■ Objective
Using the data beneath, show every line that includes the word "this".

[begin Input data]

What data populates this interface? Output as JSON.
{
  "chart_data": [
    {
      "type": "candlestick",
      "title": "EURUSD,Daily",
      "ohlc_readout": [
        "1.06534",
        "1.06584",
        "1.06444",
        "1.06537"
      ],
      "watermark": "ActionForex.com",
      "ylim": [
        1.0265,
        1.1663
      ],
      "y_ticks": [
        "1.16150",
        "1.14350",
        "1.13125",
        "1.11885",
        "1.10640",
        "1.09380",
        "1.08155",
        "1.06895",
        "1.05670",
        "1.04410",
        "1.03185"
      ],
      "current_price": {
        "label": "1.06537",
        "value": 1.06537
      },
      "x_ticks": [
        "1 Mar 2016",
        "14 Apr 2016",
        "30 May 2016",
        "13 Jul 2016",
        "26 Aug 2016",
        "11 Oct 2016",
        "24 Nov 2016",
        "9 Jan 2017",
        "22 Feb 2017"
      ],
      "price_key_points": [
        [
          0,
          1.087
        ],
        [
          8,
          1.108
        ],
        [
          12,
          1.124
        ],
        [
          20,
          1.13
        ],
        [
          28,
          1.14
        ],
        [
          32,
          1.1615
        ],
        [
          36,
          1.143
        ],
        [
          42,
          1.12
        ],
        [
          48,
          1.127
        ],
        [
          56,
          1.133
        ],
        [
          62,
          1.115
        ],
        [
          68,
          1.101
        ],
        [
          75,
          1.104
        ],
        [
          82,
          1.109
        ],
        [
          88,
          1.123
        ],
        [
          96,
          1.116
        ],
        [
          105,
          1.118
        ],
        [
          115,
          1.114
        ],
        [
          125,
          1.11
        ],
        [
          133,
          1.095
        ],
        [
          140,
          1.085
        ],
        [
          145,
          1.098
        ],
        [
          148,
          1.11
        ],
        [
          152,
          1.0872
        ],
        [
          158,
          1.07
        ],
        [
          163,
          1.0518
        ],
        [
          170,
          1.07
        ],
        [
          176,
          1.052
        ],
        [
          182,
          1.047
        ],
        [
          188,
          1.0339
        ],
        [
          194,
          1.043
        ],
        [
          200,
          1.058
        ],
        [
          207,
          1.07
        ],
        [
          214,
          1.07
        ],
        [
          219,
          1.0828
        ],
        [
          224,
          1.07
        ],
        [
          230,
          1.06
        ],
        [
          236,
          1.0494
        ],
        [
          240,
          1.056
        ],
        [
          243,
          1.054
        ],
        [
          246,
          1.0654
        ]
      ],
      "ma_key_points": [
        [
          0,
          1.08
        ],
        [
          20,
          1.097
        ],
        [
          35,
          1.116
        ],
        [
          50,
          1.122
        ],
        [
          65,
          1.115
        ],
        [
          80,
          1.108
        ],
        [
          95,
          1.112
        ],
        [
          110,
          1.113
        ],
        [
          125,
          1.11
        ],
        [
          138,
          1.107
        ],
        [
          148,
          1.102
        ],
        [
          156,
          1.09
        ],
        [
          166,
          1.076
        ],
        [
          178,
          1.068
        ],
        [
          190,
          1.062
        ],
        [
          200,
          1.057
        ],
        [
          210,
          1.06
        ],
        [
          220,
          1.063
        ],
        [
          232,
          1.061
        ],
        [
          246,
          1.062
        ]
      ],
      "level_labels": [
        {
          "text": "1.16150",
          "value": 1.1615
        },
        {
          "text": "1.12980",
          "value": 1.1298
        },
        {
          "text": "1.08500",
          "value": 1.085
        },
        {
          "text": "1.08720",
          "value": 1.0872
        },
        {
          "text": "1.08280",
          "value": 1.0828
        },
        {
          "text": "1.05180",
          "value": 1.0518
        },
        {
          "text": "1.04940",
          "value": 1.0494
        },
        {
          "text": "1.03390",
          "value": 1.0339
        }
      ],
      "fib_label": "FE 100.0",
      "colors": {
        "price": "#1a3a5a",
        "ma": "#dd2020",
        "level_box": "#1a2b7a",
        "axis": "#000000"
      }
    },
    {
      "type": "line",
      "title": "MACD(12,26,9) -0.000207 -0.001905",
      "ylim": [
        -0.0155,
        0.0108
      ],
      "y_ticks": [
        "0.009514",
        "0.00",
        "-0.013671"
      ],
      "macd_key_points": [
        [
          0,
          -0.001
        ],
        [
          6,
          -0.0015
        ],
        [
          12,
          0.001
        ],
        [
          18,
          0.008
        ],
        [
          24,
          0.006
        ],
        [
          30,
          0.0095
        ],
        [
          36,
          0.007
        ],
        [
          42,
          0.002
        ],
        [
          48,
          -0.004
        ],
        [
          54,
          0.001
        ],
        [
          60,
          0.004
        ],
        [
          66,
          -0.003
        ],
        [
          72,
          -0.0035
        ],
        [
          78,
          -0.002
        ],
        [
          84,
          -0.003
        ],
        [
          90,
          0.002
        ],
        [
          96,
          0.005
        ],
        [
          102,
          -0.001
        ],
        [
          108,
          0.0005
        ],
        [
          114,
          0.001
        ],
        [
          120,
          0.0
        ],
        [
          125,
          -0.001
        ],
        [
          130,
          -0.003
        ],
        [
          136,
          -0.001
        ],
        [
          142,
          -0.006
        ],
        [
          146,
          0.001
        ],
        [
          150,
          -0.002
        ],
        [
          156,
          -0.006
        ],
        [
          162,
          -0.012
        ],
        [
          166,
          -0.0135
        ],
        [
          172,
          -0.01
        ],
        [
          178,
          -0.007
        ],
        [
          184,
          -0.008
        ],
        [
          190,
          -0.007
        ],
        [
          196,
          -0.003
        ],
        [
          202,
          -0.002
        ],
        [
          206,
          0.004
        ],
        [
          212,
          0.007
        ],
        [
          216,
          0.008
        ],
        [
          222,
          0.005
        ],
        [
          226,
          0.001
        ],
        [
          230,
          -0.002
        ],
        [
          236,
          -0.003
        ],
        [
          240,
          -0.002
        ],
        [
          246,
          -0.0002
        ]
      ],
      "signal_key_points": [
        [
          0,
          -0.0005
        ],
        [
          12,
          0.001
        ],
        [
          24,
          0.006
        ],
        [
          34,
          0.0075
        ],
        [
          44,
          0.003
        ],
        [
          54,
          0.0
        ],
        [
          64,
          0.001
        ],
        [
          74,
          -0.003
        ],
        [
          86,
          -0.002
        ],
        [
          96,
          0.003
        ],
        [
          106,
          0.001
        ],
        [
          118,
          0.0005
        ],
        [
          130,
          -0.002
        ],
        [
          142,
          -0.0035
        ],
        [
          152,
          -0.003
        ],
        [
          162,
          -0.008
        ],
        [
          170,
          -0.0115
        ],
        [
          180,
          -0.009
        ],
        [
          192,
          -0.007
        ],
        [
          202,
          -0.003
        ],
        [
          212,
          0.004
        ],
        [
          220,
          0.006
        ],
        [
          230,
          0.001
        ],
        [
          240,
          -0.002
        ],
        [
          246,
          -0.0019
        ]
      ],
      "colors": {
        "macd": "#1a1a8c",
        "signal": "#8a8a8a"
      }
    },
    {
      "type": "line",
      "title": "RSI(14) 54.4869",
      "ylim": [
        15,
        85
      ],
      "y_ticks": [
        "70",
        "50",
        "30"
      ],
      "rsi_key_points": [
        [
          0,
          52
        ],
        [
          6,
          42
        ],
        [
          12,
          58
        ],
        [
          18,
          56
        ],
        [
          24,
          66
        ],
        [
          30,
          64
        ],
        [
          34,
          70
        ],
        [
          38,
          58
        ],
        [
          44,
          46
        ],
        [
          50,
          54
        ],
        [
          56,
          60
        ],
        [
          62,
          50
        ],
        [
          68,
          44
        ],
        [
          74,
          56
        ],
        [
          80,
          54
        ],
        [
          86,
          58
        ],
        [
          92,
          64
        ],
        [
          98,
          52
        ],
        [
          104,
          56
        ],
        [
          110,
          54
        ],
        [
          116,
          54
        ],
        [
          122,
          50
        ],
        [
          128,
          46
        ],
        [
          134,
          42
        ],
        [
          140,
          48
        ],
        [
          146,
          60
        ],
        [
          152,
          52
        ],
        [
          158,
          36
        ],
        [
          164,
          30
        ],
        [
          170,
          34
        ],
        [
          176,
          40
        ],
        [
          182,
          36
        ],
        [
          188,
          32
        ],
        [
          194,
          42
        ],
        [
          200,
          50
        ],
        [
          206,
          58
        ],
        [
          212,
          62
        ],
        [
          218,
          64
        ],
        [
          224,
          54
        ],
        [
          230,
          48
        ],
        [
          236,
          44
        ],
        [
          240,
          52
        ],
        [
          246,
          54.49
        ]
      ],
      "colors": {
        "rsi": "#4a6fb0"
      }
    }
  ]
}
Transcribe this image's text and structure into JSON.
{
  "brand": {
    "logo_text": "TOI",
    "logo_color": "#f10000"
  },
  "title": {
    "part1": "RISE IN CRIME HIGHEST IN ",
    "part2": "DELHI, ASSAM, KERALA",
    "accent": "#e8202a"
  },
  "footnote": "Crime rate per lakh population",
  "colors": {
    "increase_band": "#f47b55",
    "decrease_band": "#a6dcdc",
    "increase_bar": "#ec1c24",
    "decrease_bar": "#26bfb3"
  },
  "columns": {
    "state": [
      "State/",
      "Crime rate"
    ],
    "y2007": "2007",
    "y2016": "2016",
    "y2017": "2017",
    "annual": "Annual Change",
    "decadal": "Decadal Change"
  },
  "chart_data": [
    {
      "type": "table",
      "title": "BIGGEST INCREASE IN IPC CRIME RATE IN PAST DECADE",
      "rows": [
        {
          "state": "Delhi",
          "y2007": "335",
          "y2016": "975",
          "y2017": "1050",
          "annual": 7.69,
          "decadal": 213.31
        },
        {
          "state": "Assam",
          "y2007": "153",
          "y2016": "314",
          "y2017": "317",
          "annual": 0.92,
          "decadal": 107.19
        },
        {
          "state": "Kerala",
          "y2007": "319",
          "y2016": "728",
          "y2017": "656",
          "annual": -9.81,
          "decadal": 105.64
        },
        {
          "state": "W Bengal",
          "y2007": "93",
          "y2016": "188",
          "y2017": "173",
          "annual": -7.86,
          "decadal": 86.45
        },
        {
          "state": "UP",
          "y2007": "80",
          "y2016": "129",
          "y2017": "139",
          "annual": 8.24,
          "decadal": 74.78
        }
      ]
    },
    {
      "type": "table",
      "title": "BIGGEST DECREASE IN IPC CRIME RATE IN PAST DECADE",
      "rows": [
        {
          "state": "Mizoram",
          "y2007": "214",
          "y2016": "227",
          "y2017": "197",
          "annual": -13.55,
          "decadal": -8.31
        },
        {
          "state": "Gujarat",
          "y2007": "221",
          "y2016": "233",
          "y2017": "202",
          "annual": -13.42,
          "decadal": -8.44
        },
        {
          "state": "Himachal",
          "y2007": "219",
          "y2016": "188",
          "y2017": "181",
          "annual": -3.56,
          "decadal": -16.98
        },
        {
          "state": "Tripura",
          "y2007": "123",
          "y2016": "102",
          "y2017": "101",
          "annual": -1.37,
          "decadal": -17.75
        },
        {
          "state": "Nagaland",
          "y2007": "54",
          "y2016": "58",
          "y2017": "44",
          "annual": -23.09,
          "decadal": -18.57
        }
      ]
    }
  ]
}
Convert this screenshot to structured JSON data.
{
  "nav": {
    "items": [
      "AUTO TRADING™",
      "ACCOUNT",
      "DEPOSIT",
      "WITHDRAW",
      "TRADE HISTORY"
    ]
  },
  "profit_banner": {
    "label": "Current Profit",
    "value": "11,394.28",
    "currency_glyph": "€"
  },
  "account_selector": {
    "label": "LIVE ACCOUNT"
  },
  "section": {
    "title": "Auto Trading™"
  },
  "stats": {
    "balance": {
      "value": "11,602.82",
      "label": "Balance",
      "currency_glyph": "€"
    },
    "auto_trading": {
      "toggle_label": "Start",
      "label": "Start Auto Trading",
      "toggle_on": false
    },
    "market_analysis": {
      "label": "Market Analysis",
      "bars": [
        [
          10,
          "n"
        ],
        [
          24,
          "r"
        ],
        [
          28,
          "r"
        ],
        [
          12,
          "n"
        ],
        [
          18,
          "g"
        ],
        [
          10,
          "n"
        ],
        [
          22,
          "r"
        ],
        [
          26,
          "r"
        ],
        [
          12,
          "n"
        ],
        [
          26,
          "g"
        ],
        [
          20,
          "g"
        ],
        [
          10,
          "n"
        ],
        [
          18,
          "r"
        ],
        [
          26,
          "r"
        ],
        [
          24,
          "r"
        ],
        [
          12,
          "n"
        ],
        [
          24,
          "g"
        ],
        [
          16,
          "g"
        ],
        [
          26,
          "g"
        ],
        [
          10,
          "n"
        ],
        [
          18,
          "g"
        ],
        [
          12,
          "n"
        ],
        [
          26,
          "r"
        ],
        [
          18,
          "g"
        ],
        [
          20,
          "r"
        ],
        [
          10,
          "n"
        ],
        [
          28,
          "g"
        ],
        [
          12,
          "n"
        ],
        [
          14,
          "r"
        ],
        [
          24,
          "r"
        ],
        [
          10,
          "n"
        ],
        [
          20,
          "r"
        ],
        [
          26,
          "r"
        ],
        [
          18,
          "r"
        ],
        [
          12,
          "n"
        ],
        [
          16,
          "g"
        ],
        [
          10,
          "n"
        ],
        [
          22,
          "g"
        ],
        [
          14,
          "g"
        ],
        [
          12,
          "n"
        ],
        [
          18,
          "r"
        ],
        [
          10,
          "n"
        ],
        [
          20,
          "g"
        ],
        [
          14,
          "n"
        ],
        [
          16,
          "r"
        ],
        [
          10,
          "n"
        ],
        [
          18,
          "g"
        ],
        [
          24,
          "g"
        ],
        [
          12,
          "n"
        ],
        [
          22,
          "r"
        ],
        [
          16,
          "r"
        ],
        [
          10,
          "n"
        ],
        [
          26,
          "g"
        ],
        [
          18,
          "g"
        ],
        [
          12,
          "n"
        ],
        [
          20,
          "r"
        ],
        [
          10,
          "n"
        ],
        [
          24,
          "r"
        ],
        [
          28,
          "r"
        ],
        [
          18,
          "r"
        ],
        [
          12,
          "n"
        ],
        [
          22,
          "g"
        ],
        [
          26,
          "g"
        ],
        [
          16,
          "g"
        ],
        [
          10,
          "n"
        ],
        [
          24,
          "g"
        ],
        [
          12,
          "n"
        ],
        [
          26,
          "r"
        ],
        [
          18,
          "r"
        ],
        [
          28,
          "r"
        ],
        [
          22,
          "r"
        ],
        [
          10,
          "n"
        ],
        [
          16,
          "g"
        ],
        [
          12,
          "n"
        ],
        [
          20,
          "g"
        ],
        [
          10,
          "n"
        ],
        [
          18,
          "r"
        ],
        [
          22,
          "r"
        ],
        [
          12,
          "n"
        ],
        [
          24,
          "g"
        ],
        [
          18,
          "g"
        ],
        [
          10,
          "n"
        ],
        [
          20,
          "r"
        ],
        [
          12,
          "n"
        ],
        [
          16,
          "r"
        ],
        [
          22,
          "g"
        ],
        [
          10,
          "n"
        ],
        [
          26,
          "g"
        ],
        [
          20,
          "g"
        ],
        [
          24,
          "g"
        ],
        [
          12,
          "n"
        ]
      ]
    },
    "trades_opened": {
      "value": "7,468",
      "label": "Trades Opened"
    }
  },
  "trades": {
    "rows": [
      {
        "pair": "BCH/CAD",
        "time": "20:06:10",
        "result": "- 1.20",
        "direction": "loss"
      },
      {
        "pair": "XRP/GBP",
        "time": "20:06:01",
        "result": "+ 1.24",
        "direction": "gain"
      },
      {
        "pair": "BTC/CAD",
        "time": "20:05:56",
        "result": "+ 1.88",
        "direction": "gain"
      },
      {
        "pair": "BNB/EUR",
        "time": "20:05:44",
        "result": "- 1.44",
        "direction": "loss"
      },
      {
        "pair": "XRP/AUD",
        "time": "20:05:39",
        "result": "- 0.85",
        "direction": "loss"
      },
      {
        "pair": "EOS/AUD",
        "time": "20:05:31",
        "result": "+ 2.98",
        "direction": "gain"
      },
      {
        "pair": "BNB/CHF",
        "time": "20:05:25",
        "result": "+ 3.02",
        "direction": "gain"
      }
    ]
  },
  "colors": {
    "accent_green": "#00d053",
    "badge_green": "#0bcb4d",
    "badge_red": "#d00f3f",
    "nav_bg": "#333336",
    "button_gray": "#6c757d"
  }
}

[end Input data]

■ Task response
What data populates this interface? Output as JSON.
Transcribe this image's text and structure into JSON.
Convert this screenshot to structured JSON data.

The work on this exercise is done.